---- Source text

The Bankruptcy Hearing: What Happens There?

25 Jun The Bankruptcy Hearing: What Happens There?

The bankruptcy hearing is technically called the first meeting of creditors. The name is mostly historical; originally the creditors were invited to a meeting when someone filed bankruptcy. While creditors are still invited to come to the bankruptcy hearing, it is a rare occasion when they attend.

So what happens there?

Let’s look at who is in attendance at the bankruptcy hearing. First, you will not find the Bankruptcy Judge there. The Judge is prohibited from appearing at these hearings. You will find the Bankruptcy Trustee who is assigned to your case. Of course, you will be there and your lawyer, too.

What will be surprising is the number of other people there. Who are they? They are all the people who have filed bankruptcy around the same time you did. Yes, you are not alone! In my jurisdiction, the schedule calls for an average of six cases to be heard every half hour.

--------
---- Collected material

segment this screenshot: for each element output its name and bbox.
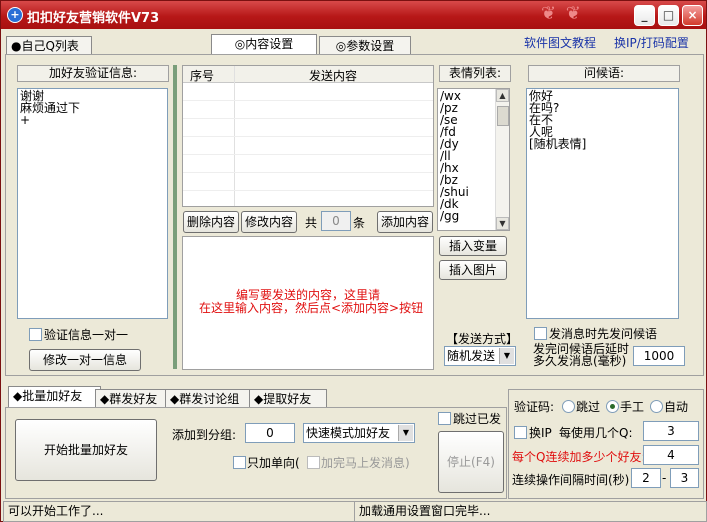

--------

== Task goal ==
From the article on the bankruptcy hearing above, print the passage word for word, starting at "So what happens" and ending at "every half hour.".

== Written reply ==
So what happens there?

Let’s look at who is in attendance at the bankruptcy hearing. First, you will not find the Bankruptcy Judge there. The Judge is prohibited from appearing at these hearings. You will find the Bankruptcy Trustee who is assigned to your case. Of course, you will be there and your lawyer, too.

What will be surprising is the number of other people there. Who are they? They are all the people who have filed bankruptcy around the same time you did. Yes, you are not alone! In my jurisdiction, the schedule calls for an average of six cases to be heard every half hour.